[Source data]
- - -
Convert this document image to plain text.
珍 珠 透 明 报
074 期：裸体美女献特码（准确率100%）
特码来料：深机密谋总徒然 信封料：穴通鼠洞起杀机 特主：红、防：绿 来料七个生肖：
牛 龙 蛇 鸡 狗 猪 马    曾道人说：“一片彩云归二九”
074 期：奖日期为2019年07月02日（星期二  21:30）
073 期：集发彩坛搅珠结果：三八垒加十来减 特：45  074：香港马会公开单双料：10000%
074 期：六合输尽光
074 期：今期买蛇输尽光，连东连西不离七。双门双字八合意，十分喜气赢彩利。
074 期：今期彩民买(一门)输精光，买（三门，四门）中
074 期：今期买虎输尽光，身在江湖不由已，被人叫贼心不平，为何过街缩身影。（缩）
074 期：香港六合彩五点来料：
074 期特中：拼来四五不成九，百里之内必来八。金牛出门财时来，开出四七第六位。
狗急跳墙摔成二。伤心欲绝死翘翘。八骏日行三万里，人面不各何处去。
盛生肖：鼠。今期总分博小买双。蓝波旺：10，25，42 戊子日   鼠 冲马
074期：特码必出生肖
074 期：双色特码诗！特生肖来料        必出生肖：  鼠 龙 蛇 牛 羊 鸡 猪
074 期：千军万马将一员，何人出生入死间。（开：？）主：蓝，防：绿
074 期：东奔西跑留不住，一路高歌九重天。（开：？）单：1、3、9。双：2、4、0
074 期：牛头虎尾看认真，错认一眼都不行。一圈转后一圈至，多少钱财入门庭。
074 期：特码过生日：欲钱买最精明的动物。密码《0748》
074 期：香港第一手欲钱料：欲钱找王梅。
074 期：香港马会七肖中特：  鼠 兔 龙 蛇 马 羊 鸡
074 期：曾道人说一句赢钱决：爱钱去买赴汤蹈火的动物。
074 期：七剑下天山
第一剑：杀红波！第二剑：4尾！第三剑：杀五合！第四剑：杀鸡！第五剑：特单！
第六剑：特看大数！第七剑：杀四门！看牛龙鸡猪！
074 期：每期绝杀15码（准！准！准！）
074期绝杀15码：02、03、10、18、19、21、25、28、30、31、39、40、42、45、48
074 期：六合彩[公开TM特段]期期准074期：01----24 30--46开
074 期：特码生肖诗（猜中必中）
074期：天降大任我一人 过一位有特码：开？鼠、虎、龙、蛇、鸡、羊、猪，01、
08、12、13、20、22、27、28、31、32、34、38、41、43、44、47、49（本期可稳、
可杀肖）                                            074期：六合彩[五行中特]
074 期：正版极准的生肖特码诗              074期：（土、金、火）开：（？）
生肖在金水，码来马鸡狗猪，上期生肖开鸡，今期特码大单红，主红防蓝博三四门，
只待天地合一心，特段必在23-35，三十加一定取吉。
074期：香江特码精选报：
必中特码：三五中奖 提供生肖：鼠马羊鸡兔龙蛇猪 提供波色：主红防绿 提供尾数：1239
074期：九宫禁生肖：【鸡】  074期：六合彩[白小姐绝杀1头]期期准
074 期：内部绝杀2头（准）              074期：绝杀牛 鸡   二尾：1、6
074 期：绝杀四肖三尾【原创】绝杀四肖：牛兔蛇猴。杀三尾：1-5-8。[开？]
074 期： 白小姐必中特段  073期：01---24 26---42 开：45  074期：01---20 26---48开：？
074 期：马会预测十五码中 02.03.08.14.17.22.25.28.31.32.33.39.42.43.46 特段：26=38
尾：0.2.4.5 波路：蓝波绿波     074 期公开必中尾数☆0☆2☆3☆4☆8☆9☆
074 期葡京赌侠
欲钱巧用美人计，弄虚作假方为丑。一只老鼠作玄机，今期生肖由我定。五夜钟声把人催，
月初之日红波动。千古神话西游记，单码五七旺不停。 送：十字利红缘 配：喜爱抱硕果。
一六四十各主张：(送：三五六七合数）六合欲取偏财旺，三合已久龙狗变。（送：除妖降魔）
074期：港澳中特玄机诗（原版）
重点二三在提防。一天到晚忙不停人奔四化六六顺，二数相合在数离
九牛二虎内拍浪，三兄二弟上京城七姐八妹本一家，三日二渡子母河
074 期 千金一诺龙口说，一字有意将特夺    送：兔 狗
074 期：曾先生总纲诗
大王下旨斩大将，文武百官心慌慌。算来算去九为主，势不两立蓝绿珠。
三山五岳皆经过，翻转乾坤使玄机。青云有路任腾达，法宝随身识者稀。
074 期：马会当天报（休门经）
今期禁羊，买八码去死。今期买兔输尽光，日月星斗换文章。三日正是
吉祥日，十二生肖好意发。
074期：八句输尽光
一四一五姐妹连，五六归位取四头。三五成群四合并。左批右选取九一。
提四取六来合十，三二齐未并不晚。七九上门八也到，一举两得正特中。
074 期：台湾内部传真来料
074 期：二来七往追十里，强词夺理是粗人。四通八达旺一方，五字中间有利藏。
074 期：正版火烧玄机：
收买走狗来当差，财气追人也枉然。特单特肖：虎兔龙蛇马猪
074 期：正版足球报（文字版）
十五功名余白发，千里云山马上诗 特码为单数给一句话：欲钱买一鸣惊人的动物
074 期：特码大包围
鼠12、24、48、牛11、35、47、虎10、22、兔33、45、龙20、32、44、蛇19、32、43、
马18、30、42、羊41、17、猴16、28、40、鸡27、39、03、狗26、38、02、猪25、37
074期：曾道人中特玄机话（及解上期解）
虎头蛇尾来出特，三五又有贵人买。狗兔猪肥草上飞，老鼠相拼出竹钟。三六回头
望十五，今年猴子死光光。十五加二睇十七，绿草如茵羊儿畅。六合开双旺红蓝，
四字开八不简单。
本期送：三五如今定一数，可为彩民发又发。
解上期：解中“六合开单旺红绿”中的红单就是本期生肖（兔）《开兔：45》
- - -
**TASK TO COMPLETE**
Quote each line above in full, word for word.

**EXPECTED ANSWER**
Convert this document image to plain text.
珍 珠 透 明 报
074 期：裸体美女献特码（准确率100%）
特码来料：深机密谋总徒然 信封料：穴通鼠洞起杀机 特主：红、防：绿 来料七个生肖：
牛 龙 蛇 鸡 狗 猪 马    曾道人说：“一片彩云归二九”
074 期：奖日期为2019年07月02日（星期二  21:30）
073 期：集发彩坛搅珠结果：三八垒加十来减 特：45  074：香港马会公开单双料：10000%
074 期：六合输尽光
074 期：今期买蛇输尽光，连东连西不离七。双门双字八合意，十分喜气赢彩利。
074 期：今期彩民买(一门)输精光，买（三门，四门）中
074 期：今期买虎输尽光，身在江湖不由已，被人叫贼心不平，为何过街缩身影。（缩）
074 期：香港六合彩五点来料：
074 期特中：拼来四五不成九，百里之内必来八。金牛出门财时来，开出四七第六位。
狗急跳墙摔成二。伤心欲绝死翘翘。八骏日行三万里，人面不各何处去。
盛生肖：鼠。今期总分博小买双。蓝波旺：10，25，42 戊子日   鼠 冲马
074期：特码必出生肖
074 期：双色特码诗！特生肖来料        必出生肖：  鼠 龙 蛇 牛 羊 鸡 猪
074 期：千军万马将一员，何人出生入死间。（开：？）主：蓝，防：绿
074 期：东奔西跑留不住，一路高歌九重天。（开：？）单：1、3、9。双：2、4、0
074 期：牛头虎尾看认真，错认一眼都不行。一圈转后一圈至，多少钱财入门庭。
074 期：特码过生日：欲钱买最精明的动物。密码《0748》
074 期：香港第一手欲钱料：欲钱找王梅。
074 期：香港马会七肖中特：  鼠 兔 龙 蛇 马 羊 鸡
074 期：曾道人说一句赢钱决：爱钱去买赴汤蹈火的动物。
074 期：七剑下天山
第一剑：杀红波！第二剑：4尾！第三剑：杀五合！第四剑：杀鸡！第五剑：特单！
第六剑：特看大数！第七剑：杀四门！看牛龙鸡猪！
074 期：每期绝杀15码（准！准！准！）
074期绝杀15码：02、03、10、18、19、21、25、28、30、31、39、40、42、45、48
074 期：六合彩[公开TM特段]期期准074期：01----24 30--46开
074 期：特码生肖诗（猜中必中）
074期：天降大任我一人 过一位有特码：开？鼠、虎、龙、蛇、鸡、羊、猪，01、
08、12、13、20、22、27、28、31、32、34、38、41、43、44、47、49（本期可稳、
可杀肖）                                            074期：六合彩[五行中特]
074 期：正版极准的生肖特码诗              074期：（土、金、火）开：（？）
生肖在金水，码来马鸡狗猪，上期生肖开鸡，今期特码大单红，主红防蓝博三四门，
只待天地合一心，特段必在23-35，三十加一定取吉。
074期：香江特码精选报：
必中特码：三五中奖 提供生肖：鼠马羊鸡兔龙蛇猪 提供波色：主红防绿 提供尾数：1239
074期：九宫禁生肖：【鸡】  074期：六合彩[白小姐绝杀1头]期期准
074 期：内部绝杀2头（准）              074期：绝杀牛 鸡   二尾：1、6
074 期：绝杀四肖三尾【原创】绝杀四肖：牛兔蛇猴。杀三尾：1-5-8。[开？]
074 期： 白小姐必中特段  073期：01---24 26---42 开：45  074期：01---20 26---48开：？
074 期：马会预测十五码中 02.03.08.14.17.22.25.28.31.32.33.39.42.43.46 特段：26=38
尾：0.2.4.5 波路：蓝波绿波     074 期公开必中尾数☆0☆2☆3☆4☆8☆9☆
074 期葡京赌侠
欲钱巧用美人计，弄虚作假方为丑。一只老鼠作玄机，今期生肖由我定。五夜钟声把人催，
月初之日红波动。千古神话西游记，单码五七旺不停。 送：十字利红缘 配：喜爱抱硕果。
一六四十各主张：(送：三五六七合数）六合欲取偏财旺，三合已久龙狗变。（送：除妖降魔）
074期：港澳中特玄机诗（原版）
重点二三在提防。一天到晚忙不停人奔四化六六顺，二数相合在数离
九牛二虎内拍浪，三兄二弟上京城七姐八妹本一家，三日二渡子母河
074 期 千金一诺龙口说，一字有意将特夺    送：兔 狗
074 期：曾先生总纲诗
大王下旨斩大将，文武百官心慌慌。算来算去九为主，势不两立蓝绿珠。
三山五岳皆经过，翻转乾坤使玄机。青云有路任腾达，法宝随身识者稀。
074 期：马会当天报（休门经）
今期禁羊，买八码去死。今期买兔输尽光，日月星斗换文章。三日正是
吉祥日，十二生肖好意发。
074期：八句输尽光
一四一五姐妹连，五六归位取四头。三五成群四合并。左批右选取九一。
提四取六来合十，三二齐未并不晚。七九上门八也到，一举两得正特中。
074 期：台湾内部传真来料
074 期：二来七往追十里，强词夺理是粗人。四通八达旺一方，五字中间有利藏。
074 期：正版火烧玄机：
收买走狗来当差，财气追人也枉然。特单特肖：虎兔龙蛇马猪
074 期：正版足球报（文字版）
十五功名余白发，千里云山马上诗 特码为单数给一句话：欲钱买一鸣惊人的动物
074 期：特码大包围
鼠12、24、48、牛11、35、47、虎10、22、兔33、45、龙20、32、44、蛇19、32、43、
马18、30、42、羊41、17、猴16、28、40、鸡27、39、03、狗26、38、02、猪25、37
074期：曾道人中特玄机话（及解上期解）
虎头蛇尾来出特，三五又有贵人买。狗兔猪肥草上飞，老鼠相拼出竹钟。三六回头
望十五，今年猴子死光光。十五加二睇十七，绿草如茵羊儿畅。六合开双旺红蓝，
四字开八不简单。
本期送：三五如今定一数，可为彩民发又发。
解上期：解中“六合开单旺红绿”中的红单就是本期生肖（兔）《开兔：45》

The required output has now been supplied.